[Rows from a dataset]
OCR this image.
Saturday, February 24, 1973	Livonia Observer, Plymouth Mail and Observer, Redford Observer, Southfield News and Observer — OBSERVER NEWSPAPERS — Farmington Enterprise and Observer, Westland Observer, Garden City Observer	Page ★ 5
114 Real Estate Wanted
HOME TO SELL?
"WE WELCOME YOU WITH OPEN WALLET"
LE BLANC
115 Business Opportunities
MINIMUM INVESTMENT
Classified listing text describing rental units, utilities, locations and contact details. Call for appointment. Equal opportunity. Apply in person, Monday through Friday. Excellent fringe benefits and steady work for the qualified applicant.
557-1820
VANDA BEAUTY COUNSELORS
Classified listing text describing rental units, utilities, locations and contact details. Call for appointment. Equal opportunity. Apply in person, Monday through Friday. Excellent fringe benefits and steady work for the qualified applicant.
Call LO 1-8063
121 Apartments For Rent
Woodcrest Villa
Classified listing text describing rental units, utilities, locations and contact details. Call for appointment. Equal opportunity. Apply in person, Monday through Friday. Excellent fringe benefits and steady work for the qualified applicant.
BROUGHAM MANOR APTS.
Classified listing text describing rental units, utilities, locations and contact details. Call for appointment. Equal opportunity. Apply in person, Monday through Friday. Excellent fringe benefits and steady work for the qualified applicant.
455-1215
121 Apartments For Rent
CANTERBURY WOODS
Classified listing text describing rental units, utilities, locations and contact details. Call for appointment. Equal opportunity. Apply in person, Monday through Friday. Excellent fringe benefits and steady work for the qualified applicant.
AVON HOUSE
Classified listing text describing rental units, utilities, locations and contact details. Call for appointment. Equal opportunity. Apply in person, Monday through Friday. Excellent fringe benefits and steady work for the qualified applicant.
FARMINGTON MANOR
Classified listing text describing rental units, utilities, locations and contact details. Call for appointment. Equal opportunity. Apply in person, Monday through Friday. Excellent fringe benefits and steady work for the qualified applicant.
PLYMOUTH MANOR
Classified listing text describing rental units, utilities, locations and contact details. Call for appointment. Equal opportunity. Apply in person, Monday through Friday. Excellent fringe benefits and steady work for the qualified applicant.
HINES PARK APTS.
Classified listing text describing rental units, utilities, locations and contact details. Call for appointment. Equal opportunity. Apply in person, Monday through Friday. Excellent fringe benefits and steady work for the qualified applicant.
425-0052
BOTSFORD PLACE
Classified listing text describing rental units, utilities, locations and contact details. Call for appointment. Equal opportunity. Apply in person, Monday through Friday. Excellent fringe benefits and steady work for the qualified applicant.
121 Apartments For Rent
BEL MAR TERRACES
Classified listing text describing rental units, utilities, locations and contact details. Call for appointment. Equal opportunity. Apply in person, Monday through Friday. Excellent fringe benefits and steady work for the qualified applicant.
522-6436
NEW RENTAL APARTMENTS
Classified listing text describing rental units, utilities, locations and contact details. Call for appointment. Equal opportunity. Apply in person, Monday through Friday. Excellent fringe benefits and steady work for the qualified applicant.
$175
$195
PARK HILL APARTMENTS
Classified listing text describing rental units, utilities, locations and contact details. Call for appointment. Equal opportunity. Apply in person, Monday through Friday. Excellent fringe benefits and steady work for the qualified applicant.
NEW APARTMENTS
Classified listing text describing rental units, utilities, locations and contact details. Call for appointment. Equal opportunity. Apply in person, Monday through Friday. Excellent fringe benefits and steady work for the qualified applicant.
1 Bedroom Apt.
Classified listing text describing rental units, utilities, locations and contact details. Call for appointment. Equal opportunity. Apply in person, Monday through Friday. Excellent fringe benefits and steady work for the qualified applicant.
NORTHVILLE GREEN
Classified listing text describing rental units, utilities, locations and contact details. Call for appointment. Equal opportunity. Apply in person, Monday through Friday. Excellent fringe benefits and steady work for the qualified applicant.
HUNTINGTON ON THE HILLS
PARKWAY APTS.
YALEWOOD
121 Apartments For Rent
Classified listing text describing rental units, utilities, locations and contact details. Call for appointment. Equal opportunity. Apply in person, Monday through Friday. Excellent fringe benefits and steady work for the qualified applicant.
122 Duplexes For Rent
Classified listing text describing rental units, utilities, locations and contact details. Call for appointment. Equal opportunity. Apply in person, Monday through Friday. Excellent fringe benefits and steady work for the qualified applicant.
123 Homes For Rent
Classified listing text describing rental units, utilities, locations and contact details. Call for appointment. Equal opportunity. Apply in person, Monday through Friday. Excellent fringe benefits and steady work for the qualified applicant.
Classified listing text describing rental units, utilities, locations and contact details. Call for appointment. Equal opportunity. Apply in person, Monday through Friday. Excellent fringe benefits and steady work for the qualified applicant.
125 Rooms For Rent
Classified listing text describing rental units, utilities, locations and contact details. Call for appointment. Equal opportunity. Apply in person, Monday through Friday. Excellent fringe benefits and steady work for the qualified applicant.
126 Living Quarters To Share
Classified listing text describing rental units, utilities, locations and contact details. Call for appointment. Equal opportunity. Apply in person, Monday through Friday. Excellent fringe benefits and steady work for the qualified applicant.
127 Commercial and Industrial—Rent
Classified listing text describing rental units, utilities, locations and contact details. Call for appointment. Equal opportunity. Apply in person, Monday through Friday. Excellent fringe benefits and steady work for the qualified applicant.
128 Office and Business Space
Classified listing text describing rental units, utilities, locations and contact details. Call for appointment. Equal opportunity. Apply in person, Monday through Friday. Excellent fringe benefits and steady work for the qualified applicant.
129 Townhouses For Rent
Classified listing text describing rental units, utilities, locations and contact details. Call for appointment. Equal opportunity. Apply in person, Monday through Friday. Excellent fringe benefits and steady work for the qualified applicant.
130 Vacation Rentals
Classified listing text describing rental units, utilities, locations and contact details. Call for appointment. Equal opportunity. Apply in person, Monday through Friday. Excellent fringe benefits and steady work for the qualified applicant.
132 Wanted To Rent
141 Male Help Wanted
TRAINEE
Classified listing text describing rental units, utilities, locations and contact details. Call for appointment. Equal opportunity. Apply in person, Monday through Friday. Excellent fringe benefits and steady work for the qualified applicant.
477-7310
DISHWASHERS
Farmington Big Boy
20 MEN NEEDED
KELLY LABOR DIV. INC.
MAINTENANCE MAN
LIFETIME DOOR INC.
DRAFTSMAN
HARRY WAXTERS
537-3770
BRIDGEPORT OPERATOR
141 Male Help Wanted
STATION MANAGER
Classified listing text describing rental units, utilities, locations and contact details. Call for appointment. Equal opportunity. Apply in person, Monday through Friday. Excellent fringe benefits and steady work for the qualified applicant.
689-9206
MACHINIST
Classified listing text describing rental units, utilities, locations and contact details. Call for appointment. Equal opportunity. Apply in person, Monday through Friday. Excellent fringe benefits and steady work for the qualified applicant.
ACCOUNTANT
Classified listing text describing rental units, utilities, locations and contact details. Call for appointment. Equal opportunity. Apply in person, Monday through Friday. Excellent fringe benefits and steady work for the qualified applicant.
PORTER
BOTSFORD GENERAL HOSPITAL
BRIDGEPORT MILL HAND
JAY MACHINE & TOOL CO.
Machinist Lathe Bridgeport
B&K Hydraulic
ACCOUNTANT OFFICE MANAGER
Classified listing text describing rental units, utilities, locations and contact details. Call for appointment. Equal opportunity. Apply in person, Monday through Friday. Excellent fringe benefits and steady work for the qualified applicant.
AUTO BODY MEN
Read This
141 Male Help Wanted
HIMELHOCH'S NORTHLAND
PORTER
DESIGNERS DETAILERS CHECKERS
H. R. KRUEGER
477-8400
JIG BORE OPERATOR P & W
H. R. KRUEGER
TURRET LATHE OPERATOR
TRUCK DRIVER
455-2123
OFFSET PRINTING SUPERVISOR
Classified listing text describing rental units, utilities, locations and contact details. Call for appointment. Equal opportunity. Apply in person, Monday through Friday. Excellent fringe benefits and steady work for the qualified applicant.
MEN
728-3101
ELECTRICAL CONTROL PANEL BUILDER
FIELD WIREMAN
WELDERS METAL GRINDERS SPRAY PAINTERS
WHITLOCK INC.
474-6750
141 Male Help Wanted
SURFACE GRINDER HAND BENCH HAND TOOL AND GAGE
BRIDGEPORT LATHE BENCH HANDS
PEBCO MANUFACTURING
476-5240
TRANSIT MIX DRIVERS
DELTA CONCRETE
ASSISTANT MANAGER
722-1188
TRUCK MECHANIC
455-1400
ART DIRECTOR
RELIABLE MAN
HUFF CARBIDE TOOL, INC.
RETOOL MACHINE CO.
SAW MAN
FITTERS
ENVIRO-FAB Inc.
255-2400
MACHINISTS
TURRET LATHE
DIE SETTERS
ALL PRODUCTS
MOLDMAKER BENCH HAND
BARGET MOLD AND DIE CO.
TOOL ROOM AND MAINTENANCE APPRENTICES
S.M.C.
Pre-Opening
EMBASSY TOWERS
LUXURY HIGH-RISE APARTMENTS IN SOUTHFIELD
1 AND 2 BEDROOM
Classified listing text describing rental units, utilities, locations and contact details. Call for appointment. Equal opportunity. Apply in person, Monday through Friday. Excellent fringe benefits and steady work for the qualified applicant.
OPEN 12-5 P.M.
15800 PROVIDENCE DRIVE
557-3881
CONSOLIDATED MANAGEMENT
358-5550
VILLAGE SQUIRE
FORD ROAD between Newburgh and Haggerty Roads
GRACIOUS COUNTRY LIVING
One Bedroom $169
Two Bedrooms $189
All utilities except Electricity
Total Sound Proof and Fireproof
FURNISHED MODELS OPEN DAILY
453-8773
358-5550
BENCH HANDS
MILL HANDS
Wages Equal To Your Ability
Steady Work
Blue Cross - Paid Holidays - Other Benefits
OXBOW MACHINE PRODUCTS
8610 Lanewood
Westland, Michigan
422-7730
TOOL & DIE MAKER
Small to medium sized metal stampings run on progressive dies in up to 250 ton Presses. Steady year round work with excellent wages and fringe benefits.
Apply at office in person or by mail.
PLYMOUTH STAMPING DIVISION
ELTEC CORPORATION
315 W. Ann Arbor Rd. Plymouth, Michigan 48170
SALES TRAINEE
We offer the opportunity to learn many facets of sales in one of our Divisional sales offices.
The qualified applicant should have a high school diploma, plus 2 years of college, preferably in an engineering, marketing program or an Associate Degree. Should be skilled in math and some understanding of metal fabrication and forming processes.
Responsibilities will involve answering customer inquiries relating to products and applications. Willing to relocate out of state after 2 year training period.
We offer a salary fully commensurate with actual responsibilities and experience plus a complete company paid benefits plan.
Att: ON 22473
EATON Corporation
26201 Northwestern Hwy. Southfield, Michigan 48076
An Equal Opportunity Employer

[Task prompt] Count how many lines in the data contain the word "MACHINE", giving the number without comment.

[Task output] 3